* Alıntılanan metin
Neyse ikimiz de tırmalıyoruz ve riskli bölgeyi geçerek medeniyete varıyoruz,
bu arada ben akınla bağlantıya geçip Dazkırıya indiğini öğreniyorum, o
sırada günün son termiği +6 ile beni 3500mt’ye taşıyor, bulutun altımda
oluşmaya başladığını görüyorum, gayzere oturmuş gibi yükselmek böyle oluyo
herhalde :) Böylece Akın’ın tepesine +1500mt irtifa ile geliyorum, ileriyi
kesiyorum nereye gitsem diye ama Akın kartlarını iyi oynuyor: “Abi yanımda
bi araba var bizi denizliye götürecekler”, lann diyorum öle olsun geliyorum,
basıyorum spirali çok geçmeden akının yanındayım, beraberce dönüyoruz otele.

* Yazılı görev 1
Uçuş anlatısında "Neyse ikimiz de" sözlerinden "beraberce dönüyoruz otele." sözlerine kadar uzanan bölümü hiç değiştirmeden kopyalayınız.
* Yazılı görev 2
Uçuş anlatısının son cümlesinden sonra gelebilecek devamını yazınız.

* Kayıt listesi
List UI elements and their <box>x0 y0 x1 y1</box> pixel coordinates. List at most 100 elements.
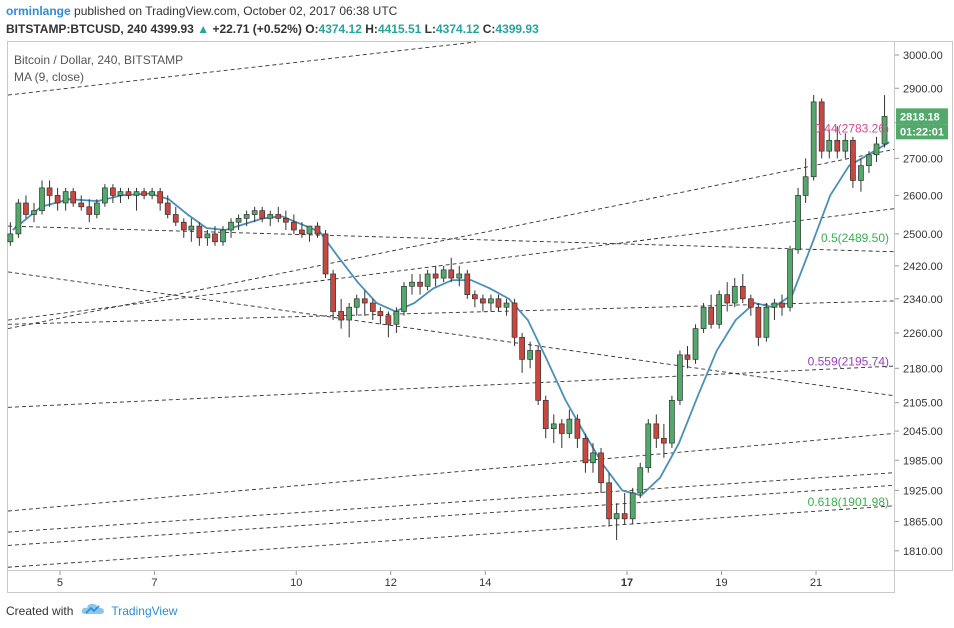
candle-72 <box>574 414 581 448</box>
created-with-label: Created with <box>6 603 74 618</box>
candle-body <box>102 187 108 204</box>
candle-body <box>86 206 93 215</box>
candle-body <box>157 191 164 204</box>
candle-104 <box>826 129 833 159</box>
last-price-tag <box>896 108 948 125</box>
candle-108 <box>858 158 864 192</box>
candle-body <box>314 225 321 235</box>
candle-55 <box>440 265 447 283</box>
candle-body <box>850 140 856 181</box>
candle-43 <box>346 303 353 338</box>
candle-28 <box>228 218 234 238</box>
candle-body <box>180 221 187 231</box>
candle-body <box>196 225 203 239</box>
candle-body <box>480 298 486 304</box>
y-tick-label: 3000.00 <box>903 50 943 62</box>
candle-body <box>440 269 447 279</box>
candle-body <box>291 221 297 231</box>
candle-35 <box>282 210 289 230</box>
candle-body <box>125 191 132 196</box>
candle-70 <box>558 419 565 448</box>
trendline-7 <box>7 433 895 512</box>
candle-body <box>519 336 525 360</box>
candle-body <box>669 399 675 444</box>
candle-37 <box>299 222 305 238</box>
candle-body <box>598 452 604 484</box>
candle-body <box>243 214 250 219</box>
y-tick-label: 2340.00 <box>903 294 943 306</box>
candle-body <box>46 187 53 196</box>
candle-56 <box>448 257 455 283</box>
candle-61 <box>488 294 494 312</box>
tradingview-cloud-icon[interactable] <box>81 602 105 619</box>
candle-body <box>448 269 455 279</box>
candle-body <box>409 281 415 287</box>
author-link[interactable]: orminlange <box>6 4 71 18</box>
candle-body <box>7 233 14 243</box>
candle-98 <box>779 294 785 316</box>
candle-body <box>858 165 864 181</box>
chart-legend-ma: MA (9, close) <box>14 70 85 84</box>
candle-103 <box>818 98 825 159</box>
trendline-0 <box>7 41 476 96</box>
x-tick-label: 17 <box>621 577 633 589</box>
candle-body <box>590 452 596 464</box>
candle-74 <box>590 443 596 473</box>
chart-pane[interactable] <box>7 41 895 571</box>
candle-32 <box>259 206 266 223</box>
trendline-10 <box>7 505 895 568</box>
candle-12 <box>102 184 108 207</box>
candle-body <box>700 306 707 329</box>
tradingview-brand-link[interactable]: TradingView <box>111 603 178 618</box>
candle-60 <box>480 294 486 312</box>
candle-85 <box>677 350 683 406</box>
candle-45 <box>361 290 368 316</box>
candle-95 <box>755 303 762 347</box>
candle-body <box>299 229 305 235</box>
x-tick-label: 21 <box>810 577 822 589</box>
x-tick-label: 14 <box>479 577 491 589</box>
candle-9 <box>78 195 85 211</box>
time-axis[interactable] <box>7 571 895 593</box>
y-tick-label: 2420.00 <box>903 261 943 273</box>
low-label: L: <box>424 22 436 36</box>
candle-body <box>23 202 29 215</box>
candle-body <box>763 306 770 338</box>
candle-29 <box>235 214 242 230</box>
candle-5 <box>46 180 53 207</box>
candle-50 <box>401 282 407 316</box>
candle-body <box>779 302 785 308</box>
countdown-tag-label: 01:22:01 <box>900 126 944 138</box>
candle-44 <box>353 294 360 316</box>
trendline-3 <box>7 271 895 397</box>
candle-33 <box>267 210 274 227</box>
candle-body <box>787 249 793 308</box>
candle-body <box>708 306 714 325</box>
candle-body <box>621 513 628 520</box>
candle-71 <box>566 409 573 439</box>
candle-body <box>731 285 738 304</box>
candle-16 <box>133 187 140 211</box>
candle-66 <box>527 341 533 369</box>
candle-68 <box>542 395 549 439</box>
candle-body <box>424 273 431 287</box>
candle-31 <box>251 206 258 223</box>
candle-27 <box>220 226 226 246</box>
candle-101 <box>802 158 809 204</box>
candle-36 <box>291 214 297 234</box>
candle-body <box>401 285 407 312</box>
candle-18 <box>149 187 155 200</box>
candle-body <box>535 350 542 401</box>
candle-body <box>306 225 313 235</box>
trendline-6 <box>7 365 895 408</box>
candle-15 <box>125 187 132 200</box>
candle-body <box>503 302 510 308</box>
candle-body <box>661 437 667 444</box>
candle-body <box>117 191 124 196</box>
y-tick-label: 1810.00 <box>903 546 943 558</box>
candle-97 <box>771 298 778 321</box>
price-change: +22.71 (+0.52%) <box>212 22 302 36</box>
trendline-4 <box>7 208 895 321</box>
ma-line <box>12 141 890 497</box>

* Görevin cevabı 1
Neyse ikimiz de tırmalıyoruz ve riskli bölgeyi geçerek medeniyete varıyoruz,
bu arada ben akınla bağlantıya geçip Dazkırıya indiğini öğreniyorum, o
sırada günün son termiği +6 ile beni 3500mt’ye taşıyor, bulutun altımda
oluşmaya başladığını görüyorum, gayzere oturmuş gibi yükselmek böyle oluyo
herhalde :) Böylece Akın’ın tepesine +1500mt irtifa ile geliyorum, ileriyi
kesiyorum nereye gitsem diye ama Akın kartlarını iyi oynuyor: “Abi yanımda
bi araba var bizi denizliye götürecekler”, lann diyorum öle olsun geliyorum,
basıyorum spirali çok geçmeden akının yanındayım, beraberce dönüyoruz otele.

* Görevin cevabı 2
30 Ekim Ctesi: Bir önceki günden sonra acaba 100+ çıkarmı, ancak çok hızlı
uçarsak bi şansımız olur diyerekten herkese ben erken havalanıcam beni seven
arkamdan gelsin deyip, kanadı tepemde tutarak ilk kuvvetli termik çevrimini
bekliyorum veee ayaklarımı yerden kesen ilk termiğe sardırıyorum. Ne varki
iki adet varyo ile termik dönmek bi hayli zor, özellikle bi tanesi başka
birinin takılan voxundan geliyorsa ! Yine basıyoruz kalayı bi yandan
termikle boğuşuyoruz, allahtan Tankut çok geçmeden durumu düzeltip özür
diliyor da biz de bulut tabanına varıyoruz, arkamdan tabii ki akın, mami,
tankut, levent, aslı ve sanırım herkes koparak bulut tabanına geliyor.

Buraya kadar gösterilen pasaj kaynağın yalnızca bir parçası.